DO THIS:
Within the listing below, locate all lines containing the word "Absolute". Copy each one.

Raw records
-- start --
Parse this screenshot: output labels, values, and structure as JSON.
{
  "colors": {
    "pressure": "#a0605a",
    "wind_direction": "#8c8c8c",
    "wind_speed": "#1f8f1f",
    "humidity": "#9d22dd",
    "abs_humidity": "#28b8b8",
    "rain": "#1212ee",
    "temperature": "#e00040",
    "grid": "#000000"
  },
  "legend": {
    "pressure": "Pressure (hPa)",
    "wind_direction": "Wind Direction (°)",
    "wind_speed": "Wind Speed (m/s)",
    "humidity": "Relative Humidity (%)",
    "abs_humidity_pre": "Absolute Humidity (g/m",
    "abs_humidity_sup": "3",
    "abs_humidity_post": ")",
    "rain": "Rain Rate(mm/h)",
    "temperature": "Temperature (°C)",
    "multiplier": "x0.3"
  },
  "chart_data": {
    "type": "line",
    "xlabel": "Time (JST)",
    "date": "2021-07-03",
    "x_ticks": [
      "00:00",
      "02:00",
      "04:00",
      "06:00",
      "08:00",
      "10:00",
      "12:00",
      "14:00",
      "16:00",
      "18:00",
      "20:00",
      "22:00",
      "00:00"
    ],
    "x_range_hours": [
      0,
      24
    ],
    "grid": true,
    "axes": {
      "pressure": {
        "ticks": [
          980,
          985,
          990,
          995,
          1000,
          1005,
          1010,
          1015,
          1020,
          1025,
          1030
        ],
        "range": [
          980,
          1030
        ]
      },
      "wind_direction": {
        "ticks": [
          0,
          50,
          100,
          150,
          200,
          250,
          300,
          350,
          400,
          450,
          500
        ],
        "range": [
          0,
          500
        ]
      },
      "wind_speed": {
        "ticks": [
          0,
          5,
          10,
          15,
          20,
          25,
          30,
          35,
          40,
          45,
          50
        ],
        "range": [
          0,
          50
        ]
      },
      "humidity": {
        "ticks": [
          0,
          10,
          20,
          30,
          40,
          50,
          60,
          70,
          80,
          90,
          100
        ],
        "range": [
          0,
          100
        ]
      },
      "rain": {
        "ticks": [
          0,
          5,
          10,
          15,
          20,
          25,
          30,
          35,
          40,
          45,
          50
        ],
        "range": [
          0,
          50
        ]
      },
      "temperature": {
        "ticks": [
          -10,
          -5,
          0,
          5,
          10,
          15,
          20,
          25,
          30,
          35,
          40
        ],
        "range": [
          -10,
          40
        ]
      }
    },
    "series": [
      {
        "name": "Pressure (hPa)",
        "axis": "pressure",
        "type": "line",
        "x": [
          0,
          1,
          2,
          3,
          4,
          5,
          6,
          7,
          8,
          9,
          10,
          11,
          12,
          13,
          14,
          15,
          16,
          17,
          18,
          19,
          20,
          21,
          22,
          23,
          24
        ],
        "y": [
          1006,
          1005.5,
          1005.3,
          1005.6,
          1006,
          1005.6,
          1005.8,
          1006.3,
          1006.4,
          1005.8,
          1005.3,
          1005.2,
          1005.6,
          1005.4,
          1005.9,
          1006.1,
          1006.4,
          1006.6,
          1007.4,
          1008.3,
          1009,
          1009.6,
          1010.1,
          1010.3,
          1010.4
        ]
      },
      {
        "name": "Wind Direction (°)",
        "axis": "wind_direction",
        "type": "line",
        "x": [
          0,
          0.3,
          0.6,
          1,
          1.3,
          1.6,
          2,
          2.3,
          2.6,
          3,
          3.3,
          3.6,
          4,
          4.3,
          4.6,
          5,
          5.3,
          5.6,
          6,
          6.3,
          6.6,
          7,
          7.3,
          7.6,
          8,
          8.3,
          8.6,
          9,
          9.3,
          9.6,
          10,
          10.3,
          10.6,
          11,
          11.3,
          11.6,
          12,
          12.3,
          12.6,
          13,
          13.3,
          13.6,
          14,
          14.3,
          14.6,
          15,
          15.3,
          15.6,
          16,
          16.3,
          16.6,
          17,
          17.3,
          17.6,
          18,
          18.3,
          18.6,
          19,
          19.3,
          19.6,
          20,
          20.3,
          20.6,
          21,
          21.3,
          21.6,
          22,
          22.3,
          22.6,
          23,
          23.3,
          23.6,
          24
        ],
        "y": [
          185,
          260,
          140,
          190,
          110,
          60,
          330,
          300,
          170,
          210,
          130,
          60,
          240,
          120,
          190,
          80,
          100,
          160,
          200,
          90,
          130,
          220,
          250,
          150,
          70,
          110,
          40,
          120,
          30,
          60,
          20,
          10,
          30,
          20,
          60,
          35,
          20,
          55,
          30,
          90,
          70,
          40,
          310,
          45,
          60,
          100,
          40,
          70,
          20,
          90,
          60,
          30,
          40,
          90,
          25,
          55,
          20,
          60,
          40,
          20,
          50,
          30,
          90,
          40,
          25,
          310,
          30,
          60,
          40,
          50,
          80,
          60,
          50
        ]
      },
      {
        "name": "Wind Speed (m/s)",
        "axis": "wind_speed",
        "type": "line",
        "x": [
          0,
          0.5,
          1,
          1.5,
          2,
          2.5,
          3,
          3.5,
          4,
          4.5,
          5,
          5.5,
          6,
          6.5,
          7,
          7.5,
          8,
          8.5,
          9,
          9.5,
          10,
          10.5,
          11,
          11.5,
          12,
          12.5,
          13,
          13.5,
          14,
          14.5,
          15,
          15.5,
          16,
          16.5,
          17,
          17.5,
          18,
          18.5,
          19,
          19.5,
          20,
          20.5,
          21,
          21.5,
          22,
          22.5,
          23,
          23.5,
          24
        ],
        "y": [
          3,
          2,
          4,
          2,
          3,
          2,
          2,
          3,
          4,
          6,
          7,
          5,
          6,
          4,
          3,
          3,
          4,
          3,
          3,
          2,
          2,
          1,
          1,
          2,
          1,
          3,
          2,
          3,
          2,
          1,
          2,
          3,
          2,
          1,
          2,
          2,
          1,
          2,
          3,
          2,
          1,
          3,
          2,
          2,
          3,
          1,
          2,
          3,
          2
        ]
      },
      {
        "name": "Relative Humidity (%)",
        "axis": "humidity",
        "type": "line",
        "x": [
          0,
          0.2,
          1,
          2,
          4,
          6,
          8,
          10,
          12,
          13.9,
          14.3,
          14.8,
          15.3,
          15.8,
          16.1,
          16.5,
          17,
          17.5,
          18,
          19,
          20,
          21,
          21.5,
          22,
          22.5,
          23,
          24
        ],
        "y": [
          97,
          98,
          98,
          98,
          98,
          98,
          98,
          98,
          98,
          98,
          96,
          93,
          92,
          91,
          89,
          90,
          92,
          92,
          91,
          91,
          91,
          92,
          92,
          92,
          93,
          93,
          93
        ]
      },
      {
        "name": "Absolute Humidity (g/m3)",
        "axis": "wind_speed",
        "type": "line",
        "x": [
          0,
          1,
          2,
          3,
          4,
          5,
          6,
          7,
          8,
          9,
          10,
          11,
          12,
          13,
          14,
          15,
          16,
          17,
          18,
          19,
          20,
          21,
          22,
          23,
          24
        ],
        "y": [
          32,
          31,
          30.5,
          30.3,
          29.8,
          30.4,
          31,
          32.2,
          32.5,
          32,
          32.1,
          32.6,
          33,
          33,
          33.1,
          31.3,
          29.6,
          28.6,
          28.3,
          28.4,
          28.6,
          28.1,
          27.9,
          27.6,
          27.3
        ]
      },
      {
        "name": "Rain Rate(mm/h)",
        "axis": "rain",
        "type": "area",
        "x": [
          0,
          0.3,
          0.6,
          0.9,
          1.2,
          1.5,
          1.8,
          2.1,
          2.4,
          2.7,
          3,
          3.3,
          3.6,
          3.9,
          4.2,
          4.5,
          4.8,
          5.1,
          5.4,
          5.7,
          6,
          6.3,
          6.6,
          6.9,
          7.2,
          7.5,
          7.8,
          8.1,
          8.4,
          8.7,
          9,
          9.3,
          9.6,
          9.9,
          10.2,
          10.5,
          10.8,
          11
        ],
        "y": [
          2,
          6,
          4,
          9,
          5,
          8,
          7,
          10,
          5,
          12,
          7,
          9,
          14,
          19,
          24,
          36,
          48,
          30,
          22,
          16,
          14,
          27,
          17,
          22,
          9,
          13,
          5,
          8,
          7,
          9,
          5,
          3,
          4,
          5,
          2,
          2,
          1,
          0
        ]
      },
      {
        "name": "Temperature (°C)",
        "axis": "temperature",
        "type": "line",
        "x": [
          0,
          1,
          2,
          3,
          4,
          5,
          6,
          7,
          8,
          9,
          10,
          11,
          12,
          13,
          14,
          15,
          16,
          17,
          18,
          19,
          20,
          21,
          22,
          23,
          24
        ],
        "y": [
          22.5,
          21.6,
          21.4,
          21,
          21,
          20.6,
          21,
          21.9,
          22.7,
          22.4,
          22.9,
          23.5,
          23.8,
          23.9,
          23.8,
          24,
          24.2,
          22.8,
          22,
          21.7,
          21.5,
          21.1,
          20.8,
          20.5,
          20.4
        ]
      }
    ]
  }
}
-- end --
RESULT OF THIS TASK:
    "abs_humidity_pre": "Absolute Humidity (g/m",
        "name": "Absolute Humidity (g/m3)",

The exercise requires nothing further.